*WRITTEN INSTRUCTION*: Type out the complete listing below word for word, without its pictures.

*Excerpts from a figure dataset*:
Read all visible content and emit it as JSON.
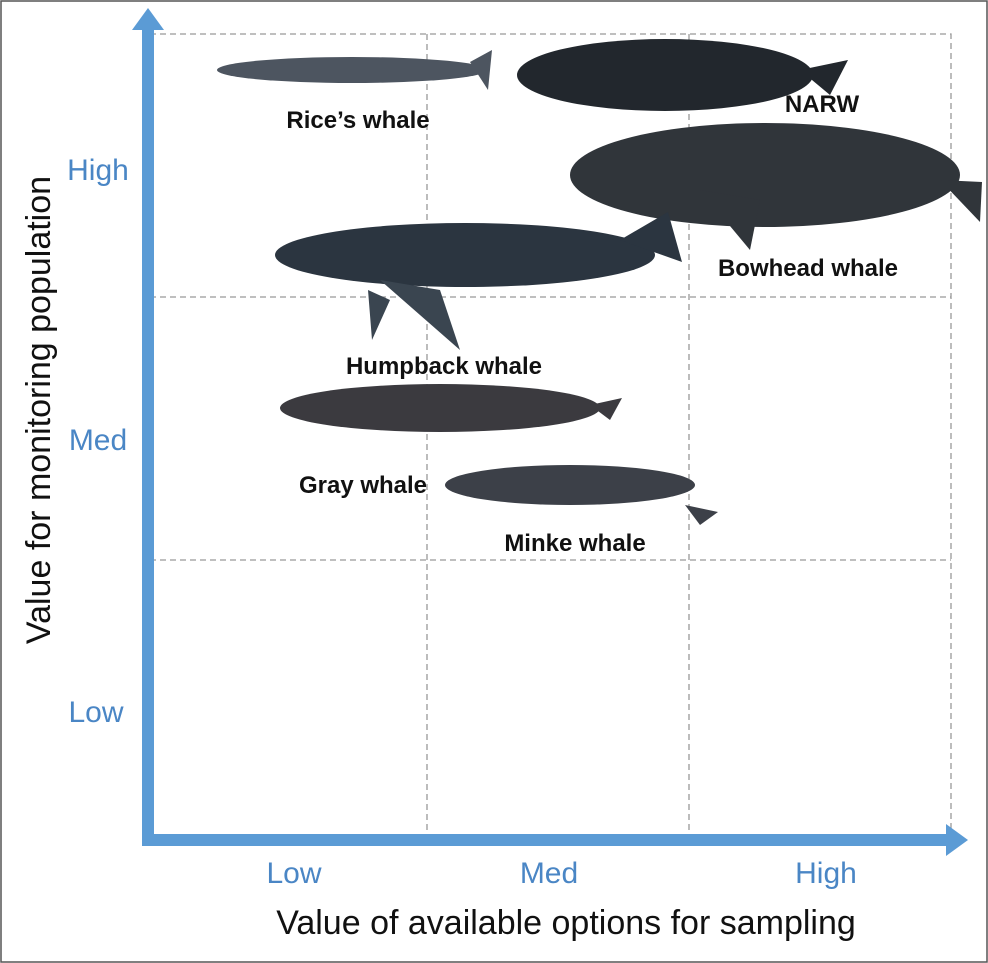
{
  "axes": {
    "y_title": "Value for monitoring population",
    "x_title": "Value of available options for sampling",
    "y_ticks": [
      "High",
      "Med",
      "Low"
    ],
    "x_ticks": [
      "Low",
      "Med",
      "High"
    ]
  },
  "whales": [
    {
      "label": "Rice’s whale"
    },
    {
      "label": "NARW"
    },
    {
      "label": "Bowhead whale"
    },
    {
      "label": "Humpback whale"
    },
    {
      "label": "Gray whale"
    },
    {
      "label": "Minke whale"
    }
  ]
}
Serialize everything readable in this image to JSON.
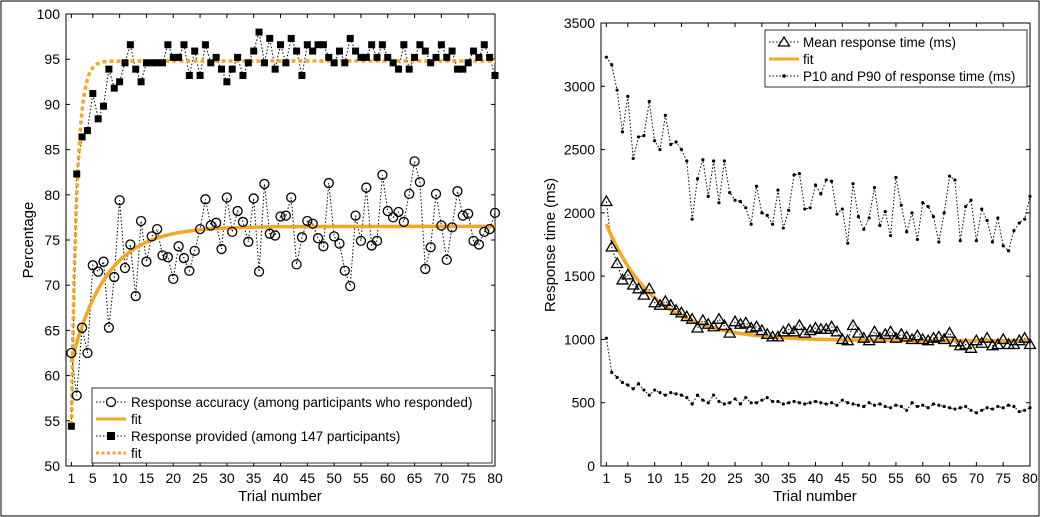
{
  "chart_data": [
    {
      "type": "line",
      "xlabel": "Trial number",
      "ylabel": "Percentage",
      "xlim": [
        0,
        80
      ],
      "ylim": [
        50,
        100
      ],
      "x_ticks": [
        1,
        5,
        10,
        15,
        20,
        25,
        30,
        35,
        40,
        45,
        50,
        55,
        60,
        65,
        70,
        75,
        80
      ],
      "y_ticks": [
        50,
        55,
        60,
        65,
        70,
        75,
        80,
        85,
        90,
        95,
        100
      ],
      "legend_position": "bottom-right",
      "series": [
        {
          "name": "Response accuracy (among participants who responded)",
          "marker": "open-circle",
          "line": "dotted",
          "color": "#000000",
          "values": [
            62.5,
            57.8,
            65.3,
            62.5,
            72.2,
            71.5,
            72.6,
            65.3,
            70.9,
            79.4,
            71.9,
            74.5,
            68.8,
            77.1,
            72.6,
            75.4,
            76.2,
            73.3,
            73.1,
            70.7,
            74.3,
            73.0,
            71.6,
            73.8,
            76.2,
            79.5,
            76.6,
            76.9,
            74.0,
            79.7,
            75.9,
            78.2,
            77.0,
            74.8,
            79.6,
            71.5,
            81.2,
            75.7,
            75.5,
            77.6,
            77.7,
            79.7,
            72.3,
            75.3,
            77.1,
            76.8,
            75.2,
            74.3,
            81.3,
            75.4,
            74.6,
            71.6,
            69.9,
            77.7,
            74.9,
            80.8,
            74.4,
            74.9,
            82.2,
            78.2,
            77.5,
            78.1,
            77.0,
            80.1,
            83.7,
            81.4,
            71.8,
            74.2,
            80.1,
            76.6,
            72.8,
            76.4,
            80.4,
            77.7,
            77.9,
            74.9,
            74.5,
            75.9,
            76.2,
            78.0
          ]
        },
        {
          "name": "fit",
          "line": "solid",
          "color": "#f5a623",
          "fit": {
            "model": "exponential-approach",
            "start": 61.5,
            "asymptote": 76.5,
            "tau": 6.5
          }
        },
        {
          "name": "Response provided (among 147 participants)",
          "marker": "filled-square",
          "line": "dotted",
          "color": "#000000",
          "values": [
            54.4,
            82.3,
            86.4,
            87.1,
            91.2,
            88.4,
            89.8,
            93.9,
            91.8,
            92.5,
            94.6,
            96.6,
            93.9,
            92.5,
            94.6,
            94.6,
            94.6,
            94.6,
            96.6,
            95.2,
            95.2,
            96.6,
            93.2,
            95.9,
            93.2,
            96.6,
            94.6,
            95.2,
            93.9,
            92.5,
            93.9,
            95.2,
            93.2,
            94.6,
            95.9,
            98.0,
            94.6,
            97.3,
            93.9,
            96.6,
            94.6,
            97.3,
            95.9,
            93.2,
            96.6,
            95.9,
            96.6,
            96.6,
            95.2,
            94.6,
            95.9,
            94.6,
            97.3,
            95.9,
            95.2,
            95.2,
            96.6,
            95.2,
            96.6,
            95.2,
            94.6,
            93.9,
            96.6,
            93.9,
            95.2,
            96.6,
            95.9,
            94.6,
            95.2,
            96.6,
            95.2,
            95.9,
            93.9,
            93.9,
            94.6,
            95.9,
            95.2,
            96.6,
            95.2,
            93.2
          ]
        },
        {
          "name": "fit",
          "line": "dotted",
          "color": "#f5a623",
          "fit": {
            "model": "exponential-approach",
            "start": 54.5,
            "asymptote": 94.8,
            "tau": 1.0
          }
        }
      ]
    },
    {
      "type": "line",
      "xlabel": "Trial number",
      "ylabel": "Response time (ms)",
      "xlim": [
        0,
        80
      ],
      "ylim": [
        0,
        3500
      ],
      "x_ticks": [
        1,
        5,
        10,
        15,
        20,
        25,
        30,
        35,
        40,
        45,
        50,
        55,
        60,
        65,
        70,
        75,
        80
      ],
      "y_ticks": [
        0,
        500,
        1000,
        1500,
        2000,
        2500,
        3000,
        3500
      ],
      "legend_position": "top-right",
      "series": [
        {
          "name": "Mean response time (ms)",
          "marker": "open-triangle",
          "line": "dotted",
          "color": "#000000",
          "values": [
            2090,
            1730,
            1600,
            1470,
            1510,
            1430,
            1400,
            1350,
            1400,
            1290,
            1270,
            1300,
            1270,
            1230,
            1210,
            1180,
            1160,
            1090,
            1150,
            1120,
            1100,
            1160,
            1110,
            1050,
            1140,
            1120,
            1130,
            1090,
            1100,
            1070,
            1040,
            1020,
            1020,
            1060,
            1080,
            1060,
            1110,
            1050,
            1070,
            1090,
            1080,
            1080,
            1100,
            1060,
            1000,
            990,
            1110,
            1050,
            1010,
            990,
            1060,
            1010,
            1040,
            1060,
            1010,
            1040,
            1020,
            1000,
            1030,
            1000,
            990,
            1010,
            1020,
            1000,
            1050,
            980,
            950,
            960,
            930,
            990,
            970,
            1010,
            950,
            960,
            1000,
            960,
            960,
            990,
            1010,
            960
          ]
        },
        {
          "name": "fit",
          "line": "solid",
          "color": "#f5a623",
          "fit": {
            "model": "exponential-approach",
            "start": 1910,
            "asymptote": 990,
            "tau": 9.0
          }
        },
        {
          "name": "P10 and P90 of response time (ms)",
          "marker": "dot",
          "line": "dotted",
          "color": "#000000",
          "values": [
            3230,
            3170,
            2970,
            2640,
            2920,
            2430,
            2600,
            2610,
            2880,
            2570,
            2500,
            2770,
            2540,
            2560,
            2500,
            2410,
            1950,
            2270,
            2420,
            2130,
            2410,
            2080,
            2410,
            2160,
            2100,
            2090,
            2040,
            1910,
            2210,
            2000,
            1980,
            1910,
            2180,
            1880,
            2020,
            2300,
            2310,
            2030,
            2040,
            2220,
            2150,
            2260,
            2250,
            1990,
            2030,
            1760,
            2230,
            1970,
            1870,
            1960,
            2200,
            1900,
            2010,
            1820,
            2280,
            2060,
            1850,
            2000,
            1790,
            2080,
            2050,
            1970,
            1770,
            2000,
            2290,
            2260,
            1780,
            2050,
            2100,
            1780,
            2030,
            1940,
            1770,
            1960,
            1740,
            1700,
            1860,
            1920,
            1950,
            2130
          ],
          "values_lower": [
            1010,
            740,
            700,
            660,
            640,
            610,
            650,
            600,
            560,
            600,
            580,
            560,
            580,
            570,
            560,
            540,
            490,
            560,
            520,
            500,
            560,
            510,
            490,
            500,
            530,
            490,
            540,
            500,
            500,
            520,
            540,
            510,
            510,
            490,
            500,
            510,
            500,
            490,
            500,
            510,
            500,
            490,
            500,
            480,
            520,
            500,
            490,
            480,
            470,
            500,
            480,
            490,
            470,
            460,
            480,
            470,
            440,
            500,
            470,
            480,
            460,
            490,
            480,
            470,
            460,
            450,
            460,
            470,
            440,
            420,
            440,
            460,
            450,
            470,
            460,
            480,
            470,
            430,
            440,
            460
          ]
        }
      ]
    }
  ]
}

*FULL RESPONSE*:
Read all visible content and emit it as JSON.
{
  "axes": {
    "y_title": "Value for monitoring population",
    "x_title": "Value of available options for sampling",
    "y_ticks": [
      "High",
      "Med",
      "Low"
    ],
    "x_ticks": [
      "Low",
      "Med",
      "High"
    ]
  },
  "whales": [
    {
      "label": "Rice’s whale"
    },
    {
      "label": "NARW"
    },
    {
      "label": "Bowhead whale"
    },
    {
      "label": "Humpback whale"
    },
    {
      "label": "Gray whale"
    },
    {
      "label": "Minke whale"
    }
  ]
}
Serialize everything readable in this image to JSON.
{
  "chart_data": [
    {
      "type": "line",
      "xlabel": "Trial number",
      "ylabel": "Percentage",
      "xlim": [
        0,
        80
      ],
      "ylim": [
        50,
        100
      ],
      "x_ticks": [
        1,
        5,
        10,
        15,
        20,
        25,
        30,
        35,
        40,
        45,
        50,
        55,
        60,
        65,
        70,
        75,
        80
      ],
      "y_ticks": [
        50,
        55,
        60,
        65,
        70,
        75,
        80,
        85,
        90,
        95,
        100
      ],
      "legend_position": "bottom-right",
      "series": [
        {
          "name": "Response accuracy (among participants who responded)",
          "marker": "open-circle",
          "line": "dotted",
          "color": "#000000",
          "values": [
            62.5,
            57.8,
            65.3,
            62.5,
            72.2,
            71.5,
            72.6,
            65.3,
            70.9,
            79.4,
            71.9,
            74.5,
            68.8,
            77.1,
            72.6,
            75.4,
            76.2,
            73.3,
            73.1,
            70.7,
            74.3,
            73.0,
            71.6,
            73.8,
            76.2,
            79.5,
            76.6,
            76.9,
            74.0,
            79.7,
            75.9,
            78.2,
            77.0,
            74.8,
            79.6,
            71.5,
            81.2,
            75.7,
            75.5,
            77.6,
            77.7,
            79.7,
            72.3,
            75.3,
            77.1,
            76.8,
            75.2,
            74.3,
            81.3,
            75.4,
            74.6,
            71.6,
            69.9,
            77.7,
            74.9,
            80.8,
            74.4,
            74.9,
            82.2,
            78.2,
            77.5,
            78.1,
            77.0,
            80.1,
            83.7,
            81.4,
            71.8,
            74.2,
            80.1,
            76.6,
            72.8,
            76.4,
            80.4,
            77.7,
            77.9,
            74.9,
            74.5,
            75.9,
            76.2,
            78.0
          ]
        },
        {
          "name": "fit",
          "line": "solid",
          "color": "#f5a623",
          "fit": {
            "model": "exponential-approach",
            "start": 61.5,
            "asymptote": 76.5,
            "tau": 6.5
          }
        },
        {
          "name": "Response provided (among 147 participants)",
          "marker": "filled-square",
          "line": "dotted",
          "color": "#000000",
          "values": [
            54.4,
            82.3,
            86.4,
            87.1,
            91.2,
            88.4,
            89.8,
            93.9,
            91.8,
            92.5,
            94.6,
            96.6,
            93.9,
            92.5,
            94.6,
            94.6,
            94.6,
            94.6,
            96.6,
            95.2,
            95.2,
            96.6,
            93.2,
            95.9,
            93.2,
            96.6,
            94.6,
            95.2,
            93.9,
            92.5,
            93.9,
            95.2,
            93.2,
            94.6,
            95.9,
            98.0,
            94.6,
            97.3,
            93.9,
            96.6,
            94.6,
            97.3,
            95.9,
            93.2,
            96.6,
            95.9,
            96.6,
            96.6,
            95.2,
            94.6,
            95.9,
            94.6,
            97.3,
            95.9,
            95.2,
            95.2,
            96.6,
            95.2,
            96.6,
            95.2,
            94.6,
            93.9,
            96.6,
            93.9,
            95.2,
            96.6,
            95.9,
            94.6,
            95.2,
            96.6,
            95.2,
            95.9,
            93.9,
            93.9,
            94.6,
            95.9,
            95.2,
            96.6,
            95.2,
            93.2
          ]
        },
        {
          "name": "fit",
          "line": "dotted",
          "color": "#f5a623",
          "fit": {
            "model": "exponential-approach",
            "start": 54.5,
            "asymptote": 94.8,
            "tau": 1.0
          }
        }
      ]
    },
    {
      "type": "line",
      "xlabel": "Trial number",
      "ylabel": "Response time (ms)",
      "xlim": [
        0,
        80
      ],
      "ylim": [
        0,
        3500
      ],
      "x_ticks": [
        1,
        5,
        10,
        15,
        20,
        25,
        30,
        35,
        40,
        45,
        50,
        55,
        60,
        65,
        70,
        75,
        80
      ],
      "y_ticks": [
        0,
        500,
        1000,
        1500,
        2000,
        2500,
        3000,
        3500
      ],
      "legend_position": "top-right",
      "series": [
        {
          "name": "Mean response time (ms)",
          "marker": "open-triangle",
          "line": "dotted",
          "color": "#000000",
          "values": [
            2090,
            1730,
            1600,
            1470,
            1510,
            1430,
            1400,
            1350,
            1400,
            1290,
            1270,
            1300,
            1270,
            1230,
            1210,
            1180,
            1160,
            1090,
            1150,
            1120,
            1100,
            1160,
            1110,
            1050,
            1140,
            1120,
            1130,
            1090,
            1100,
            1070,
            1040,
            1020,
            1020,
            1060,
            1080,
            1060,
            1110,
            1050,
            1070,
            1090,
            1080,
            1080,
            1100,
            1060,
            1000,
            990,
            1110,
            1050,
            1010,
            990,
            1060,
            1010,
            1040,
            1060,
            1010,
            1040,
            1020,
            1000,
            1030,
            1000,
            990,
            1010,
            1020,
            1000,
            1050,
            980,
            950,
            960,
            930,
            990,
            970,
            1010,
            950,
            960,
            1000,
            960,
            960,
            990,
            1010,
            960
          ]
        },
        {
          "name": "fit",
          "line": "solid",
          "color": "#f5a623",
          "fit": {
            "model": "exponential-approach",
            "start": 1910,
            "asymptote": 990,
            "tau": 9.0
          }
        },
        {
          "name": "P10 and P90 of response time (ms)",
          "marker": "dot",
          "line": "dotted",
          "color": "#000000",
          "values": [
            3230,
            3170,
            2970,
            2640,
            2920,
            2430,
            2600,
            2610,
            2880,
            2570,
            2500,
            2770,
            2540,
            2560,
            2500,
            2410,
            1950,
            2270,
            2420,
            2130,
            2410,
            2080,
            2410,
            2160,
            2100,
            2090,
            2040,
            1910,
            2210,
            2000,
            1980,
            1910,
            2180,
            1880,
            2020,
            2300,
            2310,
            2030,
            2040,
            2220,
            2150,
            2260,
            2250,
            1990,
            2030,
            1760,
            2230,
            1970,
            1870,
            1960,
            2200,
            1900,
            2010,
            1820,
            2280,
            2060,
            1850,
            2000,
            1790,
            2080,
            2050,
            1970,
            1770,
            2000,
            2290,
            2260,
            1780,
            2050,
            2100,
            1780,
            2030,
            1940,
            1770,
            1960,
            1740,
            1700,
            1860,
            1920,
            1950,
            2130
          ],
          "values_lower": [
            1010,
            740,
            700,
            660,
            640,
            610,
            650,
            600,
            560,
            600,
            580,
            560,
            580,
            570,
            560,
            540,
            490,
            560,
            520,
            500,
            560,
            510,
            490,
            500,
            530,
            490,
            540,
            500,
            500,
            520,
            540,
            510,
            510,
            490,
            500,
            510,
            500,
            490,
            500,
            510,
            500,
            490,
            500,
            480,
            520,
            500,
            490,
            480,
            470,
            500,
            480,
            490,
            470,
            460,
            480,
            470,
            440,
            500,
            470,
            480,
            460,
            490,
            480,
            470,
            460,
            450,
            460,
            470,
            440,
            420,
            440,
            460,
            450,
            470,
            460,
            480,
            470,
            430,
            440,
            460
          ]
        }
      ]
    }
  ]
}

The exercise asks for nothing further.